→ **Your instructions**:
Reply with the count of lines holding "Mcfe", nothing more.
┄┄┄┄┄┄
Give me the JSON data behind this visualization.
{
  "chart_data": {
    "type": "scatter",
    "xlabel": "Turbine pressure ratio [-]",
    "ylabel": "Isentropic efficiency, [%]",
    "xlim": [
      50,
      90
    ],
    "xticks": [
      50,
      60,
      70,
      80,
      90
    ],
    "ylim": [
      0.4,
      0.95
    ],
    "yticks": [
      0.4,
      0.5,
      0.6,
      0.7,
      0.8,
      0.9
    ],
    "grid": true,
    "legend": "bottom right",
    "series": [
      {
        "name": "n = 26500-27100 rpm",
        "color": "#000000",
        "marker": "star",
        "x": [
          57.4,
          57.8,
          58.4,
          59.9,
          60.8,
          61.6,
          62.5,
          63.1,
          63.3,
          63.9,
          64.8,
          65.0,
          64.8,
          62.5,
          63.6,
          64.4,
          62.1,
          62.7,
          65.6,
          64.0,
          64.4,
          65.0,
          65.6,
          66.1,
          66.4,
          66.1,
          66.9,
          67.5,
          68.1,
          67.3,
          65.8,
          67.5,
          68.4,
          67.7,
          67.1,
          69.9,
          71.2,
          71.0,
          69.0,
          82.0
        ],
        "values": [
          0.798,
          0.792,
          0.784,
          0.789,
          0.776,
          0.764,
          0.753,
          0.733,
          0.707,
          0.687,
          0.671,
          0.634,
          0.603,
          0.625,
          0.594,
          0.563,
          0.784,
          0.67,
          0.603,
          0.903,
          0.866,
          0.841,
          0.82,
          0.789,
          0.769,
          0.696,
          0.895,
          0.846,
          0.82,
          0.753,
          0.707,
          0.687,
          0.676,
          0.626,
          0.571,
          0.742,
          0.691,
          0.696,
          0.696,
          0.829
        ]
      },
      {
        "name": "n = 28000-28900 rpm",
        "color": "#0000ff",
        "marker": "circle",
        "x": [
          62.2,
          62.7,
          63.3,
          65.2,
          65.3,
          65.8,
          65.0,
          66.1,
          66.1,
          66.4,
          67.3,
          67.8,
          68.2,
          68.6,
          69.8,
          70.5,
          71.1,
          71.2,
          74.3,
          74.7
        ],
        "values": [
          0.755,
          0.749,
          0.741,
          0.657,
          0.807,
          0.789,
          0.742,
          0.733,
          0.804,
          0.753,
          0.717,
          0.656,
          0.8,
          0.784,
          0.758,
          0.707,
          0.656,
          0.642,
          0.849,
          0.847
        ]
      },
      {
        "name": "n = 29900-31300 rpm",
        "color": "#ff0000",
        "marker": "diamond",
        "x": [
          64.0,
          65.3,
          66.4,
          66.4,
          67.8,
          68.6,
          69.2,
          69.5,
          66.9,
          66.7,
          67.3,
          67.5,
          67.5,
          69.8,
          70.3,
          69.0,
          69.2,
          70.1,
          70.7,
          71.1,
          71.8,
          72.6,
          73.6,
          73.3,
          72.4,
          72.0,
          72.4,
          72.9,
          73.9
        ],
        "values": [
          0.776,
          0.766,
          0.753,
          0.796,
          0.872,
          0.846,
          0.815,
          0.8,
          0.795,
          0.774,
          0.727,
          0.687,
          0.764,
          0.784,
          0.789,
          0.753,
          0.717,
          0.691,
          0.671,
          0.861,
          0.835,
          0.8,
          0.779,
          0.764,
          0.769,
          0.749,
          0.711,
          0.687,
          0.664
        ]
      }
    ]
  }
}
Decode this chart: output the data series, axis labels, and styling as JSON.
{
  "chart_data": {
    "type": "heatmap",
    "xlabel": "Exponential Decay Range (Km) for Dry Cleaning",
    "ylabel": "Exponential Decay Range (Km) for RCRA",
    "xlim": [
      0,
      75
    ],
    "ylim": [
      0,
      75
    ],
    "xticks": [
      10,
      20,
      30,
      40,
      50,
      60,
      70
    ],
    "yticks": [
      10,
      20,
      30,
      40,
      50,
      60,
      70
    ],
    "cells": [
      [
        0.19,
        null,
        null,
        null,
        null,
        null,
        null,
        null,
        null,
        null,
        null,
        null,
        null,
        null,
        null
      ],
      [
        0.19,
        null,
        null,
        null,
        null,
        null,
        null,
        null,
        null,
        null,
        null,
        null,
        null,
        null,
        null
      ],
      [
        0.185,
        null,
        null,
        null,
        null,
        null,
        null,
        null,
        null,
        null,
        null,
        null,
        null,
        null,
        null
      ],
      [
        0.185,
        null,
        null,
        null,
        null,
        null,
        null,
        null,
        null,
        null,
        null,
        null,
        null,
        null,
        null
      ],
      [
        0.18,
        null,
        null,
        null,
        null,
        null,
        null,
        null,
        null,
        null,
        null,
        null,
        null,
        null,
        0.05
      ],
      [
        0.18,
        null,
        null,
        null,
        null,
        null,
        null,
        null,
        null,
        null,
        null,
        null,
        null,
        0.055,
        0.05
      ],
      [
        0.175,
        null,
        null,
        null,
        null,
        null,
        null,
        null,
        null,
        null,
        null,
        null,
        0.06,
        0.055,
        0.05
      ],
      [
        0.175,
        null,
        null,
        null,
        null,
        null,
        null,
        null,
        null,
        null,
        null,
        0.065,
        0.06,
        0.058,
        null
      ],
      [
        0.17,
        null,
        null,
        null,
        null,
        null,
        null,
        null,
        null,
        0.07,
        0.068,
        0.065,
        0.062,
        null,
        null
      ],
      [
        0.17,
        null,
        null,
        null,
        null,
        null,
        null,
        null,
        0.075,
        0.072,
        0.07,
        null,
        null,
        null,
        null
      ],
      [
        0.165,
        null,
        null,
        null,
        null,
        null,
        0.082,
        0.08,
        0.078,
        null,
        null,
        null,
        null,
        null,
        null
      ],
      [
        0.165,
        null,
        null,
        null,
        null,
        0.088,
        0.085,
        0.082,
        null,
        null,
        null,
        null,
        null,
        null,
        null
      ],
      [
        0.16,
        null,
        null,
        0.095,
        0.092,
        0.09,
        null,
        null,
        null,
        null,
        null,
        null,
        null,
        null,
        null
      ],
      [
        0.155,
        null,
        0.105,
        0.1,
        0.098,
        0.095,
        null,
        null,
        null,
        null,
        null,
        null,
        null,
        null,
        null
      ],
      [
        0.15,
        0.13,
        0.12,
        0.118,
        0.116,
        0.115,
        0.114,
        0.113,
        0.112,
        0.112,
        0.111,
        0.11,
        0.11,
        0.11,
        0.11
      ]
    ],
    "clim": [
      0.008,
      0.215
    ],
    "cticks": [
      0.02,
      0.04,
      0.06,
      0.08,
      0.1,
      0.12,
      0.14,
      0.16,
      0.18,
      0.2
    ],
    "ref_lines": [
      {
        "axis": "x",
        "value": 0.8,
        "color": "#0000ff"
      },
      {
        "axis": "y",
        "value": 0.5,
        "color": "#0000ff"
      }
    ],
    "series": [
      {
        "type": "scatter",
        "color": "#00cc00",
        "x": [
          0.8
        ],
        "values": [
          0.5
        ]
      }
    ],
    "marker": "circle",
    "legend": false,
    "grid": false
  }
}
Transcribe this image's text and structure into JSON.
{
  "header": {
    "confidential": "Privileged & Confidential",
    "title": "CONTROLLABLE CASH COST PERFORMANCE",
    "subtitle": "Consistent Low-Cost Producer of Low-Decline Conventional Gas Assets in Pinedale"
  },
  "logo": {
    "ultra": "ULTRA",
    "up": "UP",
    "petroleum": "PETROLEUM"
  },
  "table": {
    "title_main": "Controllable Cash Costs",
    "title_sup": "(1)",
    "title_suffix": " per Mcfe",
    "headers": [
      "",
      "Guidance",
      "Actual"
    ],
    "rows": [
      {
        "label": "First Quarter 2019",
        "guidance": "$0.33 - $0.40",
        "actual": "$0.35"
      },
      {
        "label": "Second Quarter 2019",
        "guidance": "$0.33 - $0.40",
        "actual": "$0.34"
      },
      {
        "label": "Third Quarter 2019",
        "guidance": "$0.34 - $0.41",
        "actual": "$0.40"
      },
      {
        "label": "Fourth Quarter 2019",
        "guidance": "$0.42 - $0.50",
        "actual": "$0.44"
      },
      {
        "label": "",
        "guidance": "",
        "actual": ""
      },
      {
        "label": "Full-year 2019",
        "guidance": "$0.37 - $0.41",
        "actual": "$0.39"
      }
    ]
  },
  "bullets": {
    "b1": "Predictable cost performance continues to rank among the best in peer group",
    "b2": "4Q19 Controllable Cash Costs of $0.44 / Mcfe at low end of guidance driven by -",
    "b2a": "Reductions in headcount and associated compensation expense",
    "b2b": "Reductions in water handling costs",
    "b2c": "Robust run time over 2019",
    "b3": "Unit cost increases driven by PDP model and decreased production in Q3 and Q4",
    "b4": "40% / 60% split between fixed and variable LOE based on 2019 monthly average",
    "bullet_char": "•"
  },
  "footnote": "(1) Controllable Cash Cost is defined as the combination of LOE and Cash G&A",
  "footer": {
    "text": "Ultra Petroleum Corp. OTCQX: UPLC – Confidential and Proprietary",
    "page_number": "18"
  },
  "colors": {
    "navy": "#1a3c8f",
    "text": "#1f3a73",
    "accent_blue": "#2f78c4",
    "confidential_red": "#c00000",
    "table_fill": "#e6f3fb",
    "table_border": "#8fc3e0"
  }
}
┄┄┄┄┄┄
→ **Task response**:
2